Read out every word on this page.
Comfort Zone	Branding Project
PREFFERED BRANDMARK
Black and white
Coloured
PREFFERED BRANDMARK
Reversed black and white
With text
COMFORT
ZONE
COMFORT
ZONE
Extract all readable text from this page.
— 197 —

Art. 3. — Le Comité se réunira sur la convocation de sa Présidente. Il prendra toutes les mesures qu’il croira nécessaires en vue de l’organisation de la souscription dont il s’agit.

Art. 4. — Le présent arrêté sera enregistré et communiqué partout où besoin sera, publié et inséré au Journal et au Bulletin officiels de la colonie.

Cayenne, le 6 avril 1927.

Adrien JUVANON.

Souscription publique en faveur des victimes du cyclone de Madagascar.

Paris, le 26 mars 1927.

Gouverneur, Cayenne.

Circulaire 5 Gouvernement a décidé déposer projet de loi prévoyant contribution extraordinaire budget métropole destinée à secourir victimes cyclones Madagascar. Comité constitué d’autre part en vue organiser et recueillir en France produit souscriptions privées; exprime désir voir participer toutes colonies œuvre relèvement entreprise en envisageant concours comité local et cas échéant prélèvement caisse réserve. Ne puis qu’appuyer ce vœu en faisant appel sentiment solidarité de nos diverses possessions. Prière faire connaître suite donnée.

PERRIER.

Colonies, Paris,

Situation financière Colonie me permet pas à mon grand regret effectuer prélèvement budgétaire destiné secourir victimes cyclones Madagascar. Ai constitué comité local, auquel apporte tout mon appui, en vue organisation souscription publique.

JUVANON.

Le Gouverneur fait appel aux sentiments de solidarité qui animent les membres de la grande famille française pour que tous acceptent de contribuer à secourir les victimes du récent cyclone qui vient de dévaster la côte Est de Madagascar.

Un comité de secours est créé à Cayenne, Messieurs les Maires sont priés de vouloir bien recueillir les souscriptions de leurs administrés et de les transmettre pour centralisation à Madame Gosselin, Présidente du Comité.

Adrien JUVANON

▶ [Exercise details] Every entry in the listing must be retyped exactly.

▶ [Result for this task]
Read out every word on this page.
Comfort Zone	Branding Project
PREFFERED BRANDMARK
Black and white
Coloured
PREFFERED BRANDMARK
Reversed black and white
With text
COMFORT
ZONE
COMFORT
ZONE
Extract all readable text from this page.
— 197 —

Art. 3. — Le Comité se réunira sur la convocation de sa Présidente. Il prendra toutes les mesures qu’il croira nécessaires en vue de l’organisation de la souscription dont il s’agit.

Art. 4. — Le présent arrêté sera enregistré et communiqué partout où besoin sera, publié et inséré au Journal et au Bulletin officiels de la colonie.

Cayenne, le 6 avril 1927.

Adrien JUVANON.

Souscription publique en faveur des victimes du cyclone de Madagascar.

Paris, le 26 mars 1927.

Gouverneur, Cayenne.

Circulaire 5 Gouvernement a décidé déposer projet de loi prévoyant contribution extraordinaire budget métropole destinée à secourir victimes cyclones Madagascar. Comité constitué d’autre part en vue organiser et recueillir en France produit souscriptions privées; exprime désir voir participer toutes colonies œuvre relèvement entreprise en envisageant concours comité local et cas échéant prélèvement caisse réserve. Ne puis qu’appuyer ce vœu en faisant appel sentiment solidarité de nos diverses possessions. Prière faire connaître suite donnée.

PERRIER.

Colonies, Paris,

Situation financière Colonie me permet pas à mon grand regret effectuer prélèvement budgétaire destiné secourir victimes cyclones Madagascar. Ai constitué comité local, auquel apporte tout mon appui, en vue organisation souscription publique.

JUVANON.

Le Gouverneur fait appel aux sentiments de solidarité qui animent les membres de la grande famille française pour que tous acceptent de contribuer à secourir les victimes du récent cyclone qui vient de dévaster la côte Est de Madagascar.

Un comité de secours est créé à Cayenne, Messieurs les Maires sont priés de vouloir bien recueillir les souscriptions de leurs administrés et de les transmettre pour centralisation à Madame Gosselin, Présidente du Comité.

Adrien JUVANON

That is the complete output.